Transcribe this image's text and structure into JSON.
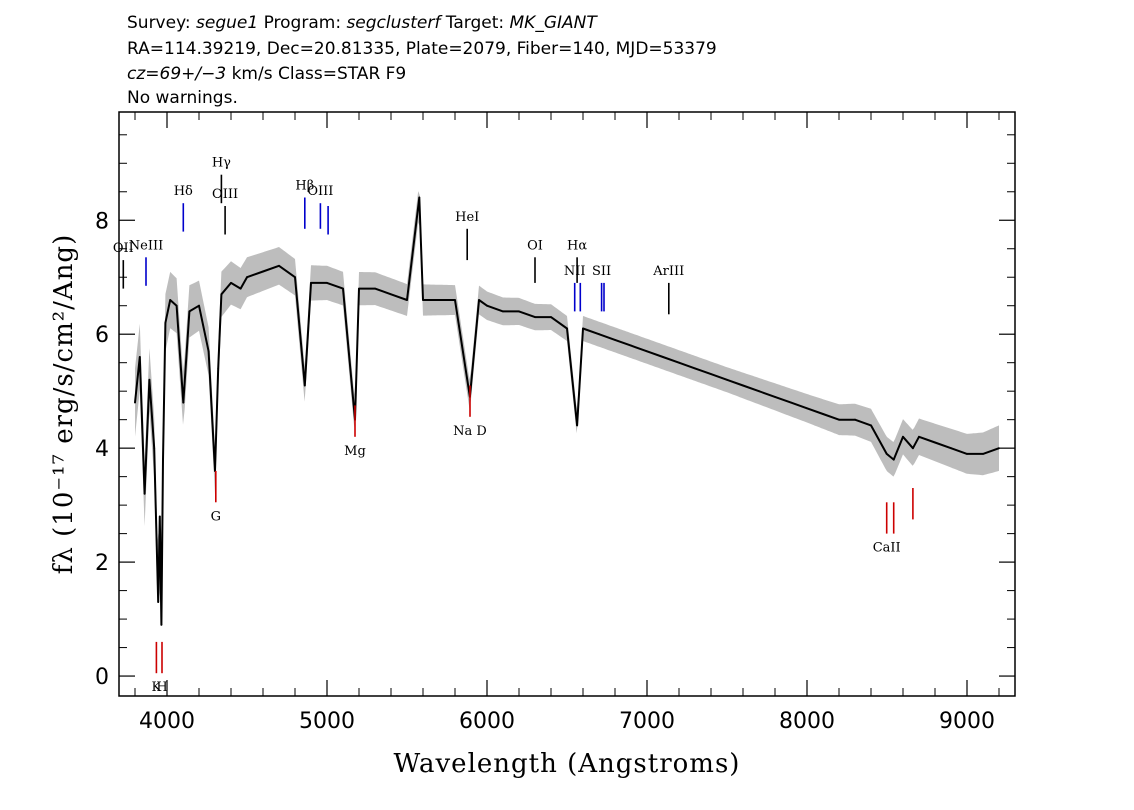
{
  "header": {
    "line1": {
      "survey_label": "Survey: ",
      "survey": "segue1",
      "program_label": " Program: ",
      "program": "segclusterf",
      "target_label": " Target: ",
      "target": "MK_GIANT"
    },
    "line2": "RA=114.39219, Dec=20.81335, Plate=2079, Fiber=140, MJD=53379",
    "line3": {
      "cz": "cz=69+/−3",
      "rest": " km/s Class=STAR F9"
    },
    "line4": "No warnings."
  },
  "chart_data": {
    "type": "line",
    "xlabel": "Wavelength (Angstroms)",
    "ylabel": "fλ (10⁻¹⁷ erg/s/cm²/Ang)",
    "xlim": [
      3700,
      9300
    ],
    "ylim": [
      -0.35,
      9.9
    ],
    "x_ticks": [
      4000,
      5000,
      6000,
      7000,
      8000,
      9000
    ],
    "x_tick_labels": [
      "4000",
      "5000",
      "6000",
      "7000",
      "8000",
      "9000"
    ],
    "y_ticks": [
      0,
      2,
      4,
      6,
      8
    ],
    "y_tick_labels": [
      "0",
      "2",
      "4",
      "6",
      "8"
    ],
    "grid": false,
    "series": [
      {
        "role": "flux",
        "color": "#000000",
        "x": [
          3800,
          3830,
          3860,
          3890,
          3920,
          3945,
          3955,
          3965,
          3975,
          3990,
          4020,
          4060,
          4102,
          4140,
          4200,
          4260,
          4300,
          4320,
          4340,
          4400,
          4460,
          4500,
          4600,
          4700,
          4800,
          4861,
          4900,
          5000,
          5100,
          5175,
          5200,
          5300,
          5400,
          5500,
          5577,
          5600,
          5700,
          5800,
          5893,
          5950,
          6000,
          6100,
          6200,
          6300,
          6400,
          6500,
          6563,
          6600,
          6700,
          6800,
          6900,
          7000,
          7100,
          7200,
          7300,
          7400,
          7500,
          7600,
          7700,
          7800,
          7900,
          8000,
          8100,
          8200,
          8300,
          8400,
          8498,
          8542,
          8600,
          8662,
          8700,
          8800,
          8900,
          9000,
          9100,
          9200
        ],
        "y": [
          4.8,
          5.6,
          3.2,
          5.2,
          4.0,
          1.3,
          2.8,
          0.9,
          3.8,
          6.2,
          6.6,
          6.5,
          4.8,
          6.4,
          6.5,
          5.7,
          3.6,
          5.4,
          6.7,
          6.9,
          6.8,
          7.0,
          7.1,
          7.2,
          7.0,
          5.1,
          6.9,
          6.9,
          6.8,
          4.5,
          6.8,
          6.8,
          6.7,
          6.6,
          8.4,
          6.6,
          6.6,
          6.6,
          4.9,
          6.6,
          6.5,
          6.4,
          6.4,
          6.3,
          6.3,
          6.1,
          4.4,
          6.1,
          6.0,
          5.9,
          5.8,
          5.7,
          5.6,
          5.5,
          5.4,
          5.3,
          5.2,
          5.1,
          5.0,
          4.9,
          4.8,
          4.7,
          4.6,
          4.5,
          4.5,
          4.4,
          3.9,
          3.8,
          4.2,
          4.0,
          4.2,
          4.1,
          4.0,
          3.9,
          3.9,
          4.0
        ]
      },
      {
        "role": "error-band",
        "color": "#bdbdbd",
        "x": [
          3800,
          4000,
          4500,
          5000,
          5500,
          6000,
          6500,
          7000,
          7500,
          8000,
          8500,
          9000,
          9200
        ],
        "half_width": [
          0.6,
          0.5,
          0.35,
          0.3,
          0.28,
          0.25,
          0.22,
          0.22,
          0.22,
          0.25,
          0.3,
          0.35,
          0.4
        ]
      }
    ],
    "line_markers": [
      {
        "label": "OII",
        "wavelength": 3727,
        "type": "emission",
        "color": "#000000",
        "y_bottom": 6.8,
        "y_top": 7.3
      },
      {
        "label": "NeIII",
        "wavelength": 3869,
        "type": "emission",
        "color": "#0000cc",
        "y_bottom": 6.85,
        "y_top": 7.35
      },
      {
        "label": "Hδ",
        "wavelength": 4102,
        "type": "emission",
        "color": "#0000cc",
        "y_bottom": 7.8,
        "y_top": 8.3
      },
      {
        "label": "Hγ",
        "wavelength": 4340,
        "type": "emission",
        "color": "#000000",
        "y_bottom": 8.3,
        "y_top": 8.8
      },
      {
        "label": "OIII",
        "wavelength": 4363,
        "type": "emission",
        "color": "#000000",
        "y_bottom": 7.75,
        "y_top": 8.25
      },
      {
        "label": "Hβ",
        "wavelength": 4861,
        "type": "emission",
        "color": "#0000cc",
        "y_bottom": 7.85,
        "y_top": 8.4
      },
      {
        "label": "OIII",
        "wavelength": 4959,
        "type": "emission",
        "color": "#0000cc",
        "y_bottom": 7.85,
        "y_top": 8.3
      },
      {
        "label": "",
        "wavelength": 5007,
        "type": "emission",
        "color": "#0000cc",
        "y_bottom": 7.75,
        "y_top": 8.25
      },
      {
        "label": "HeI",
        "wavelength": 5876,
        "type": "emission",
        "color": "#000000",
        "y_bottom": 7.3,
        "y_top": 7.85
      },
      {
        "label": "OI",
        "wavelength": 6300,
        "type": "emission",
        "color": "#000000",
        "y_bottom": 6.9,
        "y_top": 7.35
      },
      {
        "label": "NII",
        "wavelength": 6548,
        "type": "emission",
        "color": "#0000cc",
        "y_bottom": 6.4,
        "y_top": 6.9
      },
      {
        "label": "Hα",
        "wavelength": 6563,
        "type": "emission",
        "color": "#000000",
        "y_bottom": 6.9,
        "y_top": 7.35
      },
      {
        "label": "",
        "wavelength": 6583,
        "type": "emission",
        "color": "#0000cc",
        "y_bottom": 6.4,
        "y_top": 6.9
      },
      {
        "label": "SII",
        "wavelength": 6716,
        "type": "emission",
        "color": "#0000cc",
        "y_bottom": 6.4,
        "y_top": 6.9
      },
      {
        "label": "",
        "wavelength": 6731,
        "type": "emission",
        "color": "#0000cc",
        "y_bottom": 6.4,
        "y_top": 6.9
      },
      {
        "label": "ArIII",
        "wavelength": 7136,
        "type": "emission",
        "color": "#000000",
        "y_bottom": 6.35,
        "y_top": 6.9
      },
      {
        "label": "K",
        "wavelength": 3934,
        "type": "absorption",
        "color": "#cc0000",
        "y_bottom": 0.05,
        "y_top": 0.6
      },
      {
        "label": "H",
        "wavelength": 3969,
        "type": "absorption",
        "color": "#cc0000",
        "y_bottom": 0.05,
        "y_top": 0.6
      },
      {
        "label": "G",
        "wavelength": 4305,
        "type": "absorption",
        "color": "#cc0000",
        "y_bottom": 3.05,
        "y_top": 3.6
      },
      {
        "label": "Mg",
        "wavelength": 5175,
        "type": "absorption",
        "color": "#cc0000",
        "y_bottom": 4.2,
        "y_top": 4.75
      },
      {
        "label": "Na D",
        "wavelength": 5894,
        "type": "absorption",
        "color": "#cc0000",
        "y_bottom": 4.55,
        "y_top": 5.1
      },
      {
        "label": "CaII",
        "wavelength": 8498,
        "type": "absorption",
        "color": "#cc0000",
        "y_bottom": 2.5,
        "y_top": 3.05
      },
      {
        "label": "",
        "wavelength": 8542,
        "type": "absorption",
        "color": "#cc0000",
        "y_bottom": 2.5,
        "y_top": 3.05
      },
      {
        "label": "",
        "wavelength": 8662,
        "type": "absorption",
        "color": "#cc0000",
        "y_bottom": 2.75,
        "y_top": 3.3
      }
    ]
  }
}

# # # # #

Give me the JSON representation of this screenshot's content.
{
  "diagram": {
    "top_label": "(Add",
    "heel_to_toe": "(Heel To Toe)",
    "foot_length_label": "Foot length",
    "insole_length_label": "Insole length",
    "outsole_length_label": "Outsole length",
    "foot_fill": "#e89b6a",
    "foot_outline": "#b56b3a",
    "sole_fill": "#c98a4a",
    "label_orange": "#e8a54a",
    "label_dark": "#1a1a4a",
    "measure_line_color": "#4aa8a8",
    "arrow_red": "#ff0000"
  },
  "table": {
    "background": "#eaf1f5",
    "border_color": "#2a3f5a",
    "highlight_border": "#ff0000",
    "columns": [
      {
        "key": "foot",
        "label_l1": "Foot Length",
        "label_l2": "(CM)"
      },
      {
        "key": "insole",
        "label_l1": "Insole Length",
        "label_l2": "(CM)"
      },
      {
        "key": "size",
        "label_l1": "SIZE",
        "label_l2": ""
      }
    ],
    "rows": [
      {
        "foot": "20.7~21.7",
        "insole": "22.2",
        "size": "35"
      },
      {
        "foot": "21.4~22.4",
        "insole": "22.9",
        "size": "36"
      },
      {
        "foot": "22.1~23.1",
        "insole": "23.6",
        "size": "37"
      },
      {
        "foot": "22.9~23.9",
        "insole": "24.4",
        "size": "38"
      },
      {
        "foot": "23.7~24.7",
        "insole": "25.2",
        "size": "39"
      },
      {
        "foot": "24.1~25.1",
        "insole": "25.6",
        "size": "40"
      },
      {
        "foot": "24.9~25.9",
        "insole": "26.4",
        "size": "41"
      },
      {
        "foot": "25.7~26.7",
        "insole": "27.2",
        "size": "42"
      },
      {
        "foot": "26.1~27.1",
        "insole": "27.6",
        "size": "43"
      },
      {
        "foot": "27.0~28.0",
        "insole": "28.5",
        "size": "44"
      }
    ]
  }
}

# # # # #

Your instructions: Go through the material line by line. Show each line that contains the string "this".

Full response:
Transcribe this image's text and structure into JSON.
Give me the JSON representation of this screenshot's content.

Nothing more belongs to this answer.